# 6.2



## Whiffyspark (Dec 23, 2009)

Any one tow with one? I haven't seen any negative reviews for it. I will be towing a dump trailer in the spring 

Not interested in a diesel right now.


----------



## Ne1 (Jan 15, 2007)

Have been getting rid of all my diesel pickups and going with the 6.2 gas. Tow's just fine and pushes with 8'6 v-plow great.


----------



## BUFF (Dec 24, 2009)

Whiffyspark;1817864 said:


> Any one tow with one? I haven't seen any negative reviews for it. I will be towing a dump trailer in the spring
> 
> Not interested in a diesel right now.


A friend/PS member pulls a Bobcat S-650 with trailer, etc.... he's pulling about 11K with no complaints about performance. He also pushes with a 9.2 Boss DXT with wings, again plenty of power. Keep in mind we're about 5500-6000ft elevation and at sea level you'd have more power.

[Supplied material]:
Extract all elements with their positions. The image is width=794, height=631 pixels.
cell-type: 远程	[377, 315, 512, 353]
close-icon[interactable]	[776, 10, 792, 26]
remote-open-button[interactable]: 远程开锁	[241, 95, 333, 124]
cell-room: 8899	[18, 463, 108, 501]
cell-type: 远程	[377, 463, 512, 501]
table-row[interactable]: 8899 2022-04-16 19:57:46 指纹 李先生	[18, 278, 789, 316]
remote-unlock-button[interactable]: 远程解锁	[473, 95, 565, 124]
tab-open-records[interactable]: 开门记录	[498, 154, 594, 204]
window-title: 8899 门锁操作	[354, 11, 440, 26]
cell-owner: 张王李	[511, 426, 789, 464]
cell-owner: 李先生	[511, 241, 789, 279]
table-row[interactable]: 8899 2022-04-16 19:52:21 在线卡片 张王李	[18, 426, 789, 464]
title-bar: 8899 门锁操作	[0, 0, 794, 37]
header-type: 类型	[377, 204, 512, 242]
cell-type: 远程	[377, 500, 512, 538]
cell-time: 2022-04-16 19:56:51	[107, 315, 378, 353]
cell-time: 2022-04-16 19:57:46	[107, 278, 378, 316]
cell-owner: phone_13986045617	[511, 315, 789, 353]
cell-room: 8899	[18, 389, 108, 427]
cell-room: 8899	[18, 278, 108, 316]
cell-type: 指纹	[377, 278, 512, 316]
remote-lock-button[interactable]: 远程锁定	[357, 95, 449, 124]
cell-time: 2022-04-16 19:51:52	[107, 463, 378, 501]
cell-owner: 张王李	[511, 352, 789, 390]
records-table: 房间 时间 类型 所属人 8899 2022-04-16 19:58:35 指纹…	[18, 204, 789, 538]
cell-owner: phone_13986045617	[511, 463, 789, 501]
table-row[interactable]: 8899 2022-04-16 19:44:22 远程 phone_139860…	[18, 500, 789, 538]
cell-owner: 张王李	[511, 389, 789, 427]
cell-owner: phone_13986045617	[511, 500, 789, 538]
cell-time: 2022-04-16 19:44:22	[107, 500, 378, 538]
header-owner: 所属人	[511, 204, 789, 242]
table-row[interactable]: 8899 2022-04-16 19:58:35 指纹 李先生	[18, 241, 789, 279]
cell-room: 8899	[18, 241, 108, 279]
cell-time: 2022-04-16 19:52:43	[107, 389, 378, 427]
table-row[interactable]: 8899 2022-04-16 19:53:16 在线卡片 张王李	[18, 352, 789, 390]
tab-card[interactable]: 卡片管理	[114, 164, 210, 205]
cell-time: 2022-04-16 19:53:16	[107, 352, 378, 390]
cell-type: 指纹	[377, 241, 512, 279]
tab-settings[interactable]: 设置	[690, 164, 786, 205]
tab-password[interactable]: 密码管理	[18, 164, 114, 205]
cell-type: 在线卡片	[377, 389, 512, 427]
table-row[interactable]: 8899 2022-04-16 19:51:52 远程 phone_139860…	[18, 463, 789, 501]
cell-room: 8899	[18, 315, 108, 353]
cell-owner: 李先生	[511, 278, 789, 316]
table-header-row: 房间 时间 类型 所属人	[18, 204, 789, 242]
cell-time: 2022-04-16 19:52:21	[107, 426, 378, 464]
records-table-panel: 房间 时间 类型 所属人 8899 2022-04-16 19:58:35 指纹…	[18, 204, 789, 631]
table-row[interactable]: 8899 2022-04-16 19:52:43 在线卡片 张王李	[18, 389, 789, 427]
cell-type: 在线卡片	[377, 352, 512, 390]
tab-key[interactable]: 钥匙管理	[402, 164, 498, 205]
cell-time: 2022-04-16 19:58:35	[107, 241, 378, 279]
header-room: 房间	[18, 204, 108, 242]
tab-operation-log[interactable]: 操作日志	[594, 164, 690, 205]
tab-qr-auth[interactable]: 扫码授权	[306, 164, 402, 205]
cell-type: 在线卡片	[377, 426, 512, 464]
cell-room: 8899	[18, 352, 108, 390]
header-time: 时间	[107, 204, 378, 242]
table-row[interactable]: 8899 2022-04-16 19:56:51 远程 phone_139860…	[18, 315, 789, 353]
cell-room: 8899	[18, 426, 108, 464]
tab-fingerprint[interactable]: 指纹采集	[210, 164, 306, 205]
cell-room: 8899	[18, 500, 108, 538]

[The tasks]:
[1] Answer these from the forum thread about the 6.2:
(a) What does Whiffyspark plan to tow in the spring?
(b) What size v-plow does Ne1 push with the 6.2 gas?
(c) About how much weight is BUFF's friend pulling?
[2] Please repeat a passage of the forum thread about the 6.2 word for word, beginning at the words "## BUFF (Dec" and stopping after the words "have more power.".
[3] List the username of every person who posts in the forum thread about the 6.2.

[Answers to the problems]:
[1]
(a) A dump trailer.
(b) An 8'6 v-plow.
(c) About 11K.

[2]
## BUFF (Dec 24, 2009)

Whiffyspark;1817864 said:


> Any one tow with one? I haven't seen any negative reviews for it. I will be towing a dump trailer in the spring
> 
> Not interested in a diesel right now.


A friend/PS member pulls a Bobcat S-650 with trailer, etc.... he's pulling about 11K with no complaints about performance. He also pushes with a 9.2 Boss DXT with wings, again plenty of power. Keep in mind we're about 5500-6000ft elevation and at sea level you'd have more power.

[3]
Whiffyspark
Ne1
BUFF